What is needed:
Please copy all the lines that follow, word for word.

Material provided:

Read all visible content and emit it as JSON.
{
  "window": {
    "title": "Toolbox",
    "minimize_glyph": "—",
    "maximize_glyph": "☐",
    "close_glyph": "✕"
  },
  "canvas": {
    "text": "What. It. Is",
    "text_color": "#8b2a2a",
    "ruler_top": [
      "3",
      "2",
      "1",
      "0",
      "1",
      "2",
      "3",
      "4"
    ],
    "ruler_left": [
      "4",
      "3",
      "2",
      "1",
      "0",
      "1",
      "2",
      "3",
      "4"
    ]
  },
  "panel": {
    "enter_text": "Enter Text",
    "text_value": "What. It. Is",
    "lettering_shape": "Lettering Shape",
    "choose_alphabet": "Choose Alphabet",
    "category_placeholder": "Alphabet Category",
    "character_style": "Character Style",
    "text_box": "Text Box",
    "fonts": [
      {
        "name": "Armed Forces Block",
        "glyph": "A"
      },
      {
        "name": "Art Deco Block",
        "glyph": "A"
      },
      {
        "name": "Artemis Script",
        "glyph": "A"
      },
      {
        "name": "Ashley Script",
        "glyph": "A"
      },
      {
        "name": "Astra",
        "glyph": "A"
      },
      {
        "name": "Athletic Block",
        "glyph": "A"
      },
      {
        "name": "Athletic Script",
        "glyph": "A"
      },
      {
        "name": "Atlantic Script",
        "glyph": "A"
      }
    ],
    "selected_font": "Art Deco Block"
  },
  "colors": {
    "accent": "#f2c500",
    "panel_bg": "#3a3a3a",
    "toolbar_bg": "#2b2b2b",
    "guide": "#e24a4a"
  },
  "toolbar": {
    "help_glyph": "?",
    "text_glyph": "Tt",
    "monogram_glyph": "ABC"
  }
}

Reply:
Read all visible content and emit it as JSON.
{
  "window": {
    "title": "Toolbox",
    "minimize_glyph": "—",
    "maximize_glyph": "☐",
    "close_glyph": "✕"
  },
  "canvas": {
    "text": "What. It. Is",
    "text_color": "#8b2a2a",
    "ruler_top": [
      "3",
      "2",
      "1",
      "0",
      "1",
      "2",
      "3",
      "4"
    ],
    "ruler_left": [
      "4",
      "3",
      "2",
      "1",
      "0",
      "1",
      "2",
      "3",
      "4"
    ]
  },
  "panel": {
    "enter_text": "Enter Text",
    "text_value": "What. It. Is",
    "lettering_shape": "Lettering Shape",
    "choose_alphabet": "Choose Alphabet",
    "category_placeholder": "Alphabet Category",
    "character_style": "Character Style",
    "text_box": "Text Box",
    "fonts": [
      {
        "name": "Armed Forces Block",
        "glyph": "A"
      },
      {
        "name": "Art Deco Block",
        "glyph": "A"
      },
      {
        "name": "Artemis Script",
        "glyph": "A"
      },
      {
        "name": "Ashley Script",
        "glyph": "A"
      },
      {
        "name": "Astra",
        "glyph": "A"
      },
      {
        "name": "Athletic Block",
        "glyph": "A"
      },
      {
        "name": "Athletic Script",
        "glyph": "A"
      },
      {
        "name": "Atlantic Script",
        "glyph": "A"
      }
    ],
    "selected_font": "Art Deco Block"
  },
  "colors": {
    "accent": "#f2c500",
    "panel_bg": "#3a3a3a",
    "toolbar_bg": "#2b2b2b",
    "guide": "#e24a4a"
  },
  "toolbar": {
    "help_glyph": "?",
    "text_glyph": "Tt",
    "monogram_glyph": "ABC"
  }
}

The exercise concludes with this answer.